# Supplied records
[BEGIN]

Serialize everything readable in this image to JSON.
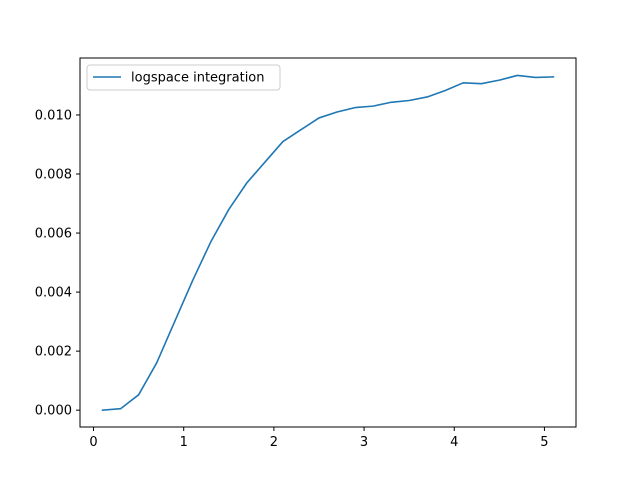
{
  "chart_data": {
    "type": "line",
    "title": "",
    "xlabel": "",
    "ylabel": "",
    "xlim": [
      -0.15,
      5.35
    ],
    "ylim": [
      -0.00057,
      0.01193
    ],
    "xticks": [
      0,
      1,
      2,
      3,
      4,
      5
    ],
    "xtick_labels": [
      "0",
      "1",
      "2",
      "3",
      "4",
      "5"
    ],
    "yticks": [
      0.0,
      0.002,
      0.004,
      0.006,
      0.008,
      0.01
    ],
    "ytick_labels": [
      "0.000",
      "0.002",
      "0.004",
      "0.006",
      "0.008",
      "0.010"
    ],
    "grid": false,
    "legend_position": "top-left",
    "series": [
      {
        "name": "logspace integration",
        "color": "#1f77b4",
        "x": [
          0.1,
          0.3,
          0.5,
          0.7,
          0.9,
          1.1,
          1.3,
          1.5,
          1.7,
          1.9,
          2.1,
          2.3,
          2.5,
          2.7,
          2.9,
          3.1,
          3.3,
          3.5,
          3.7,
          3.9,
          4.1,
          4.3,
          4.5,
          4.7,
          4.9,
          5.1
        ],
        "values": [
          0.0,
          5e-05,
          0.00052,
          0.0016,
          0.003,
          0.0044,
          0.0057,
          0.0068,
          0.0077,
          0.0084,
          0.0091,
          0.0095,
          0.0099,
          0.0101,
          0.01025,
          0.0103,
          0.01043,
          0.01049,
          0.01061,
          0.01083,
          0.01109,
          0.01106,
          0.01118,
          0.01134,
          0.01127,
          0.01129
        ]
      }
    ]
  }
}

[END]

# Problem to work on
Copy the whole listing above word for word but do not carry over the pictures.

# Right answer
Serialize everything readable in this image to JSON.
{
  "chart_data": {
    "type": "line",
    "title": "",
    "xlabel": "",
    "ylabel": "",
    "xlim": [
      -0.15,
      5.35
    ],
    "ylim": [
      -0.00057,
      0.01193
    ],
    "xticks": [
      0,
      1,
      2,
      3,
      4,
      5
    ],
    "xtick_labels": [
      "0",
      "1",
      "2",
      "3",
      "4",
      "5"
    ],
    "yticks": [
      0.0,
      0.002,
      0.004,
      0.006,
      0.008,
      0.01
    ],
    "ytick_labels": [
      "0.000",
      "0.002",
      "0.004",
      "0.006",
      "0.008",
      "0.010"
    ],
    "grid": false,
    "legend_position": "top-left",
    "series": [
      {
        "name": "logspace integration",
        "color": "#1f77b4",
        "x": [
          0.1,
          0.3,
          0.5,
          0.7,
          0.9,
          1.1,
          1.3,
          1.5,
          1.7,
          1.9,
          2.1,
          2.3,
          2.5,
          2.7,
          2.9,
          3.1,
          3.3,
          3.5,
          3.7,
          3.9,
          4.1,
          4.3,
          4.5,
          4.7,
          4.9,
          5.1
        ],
        "values": [
          0.0,
          5e-05,
          0.00052,
          0.0016,
          0.003,
          0.0044,
          0.0057,
          0.0068,
          0.0077,
          0.0084,
          0.0091,
          0.0095,
          0.0099,
          0.0101,
          0.01025,
          0.0103,
          0.01043,
          0.01049,
          0.01061,
          0.01083,
          0.01109,
          0.01106,
          0.01118,
          0.01134,
          0.01127,
          0.01129
        ]
      }
    ]
  }
}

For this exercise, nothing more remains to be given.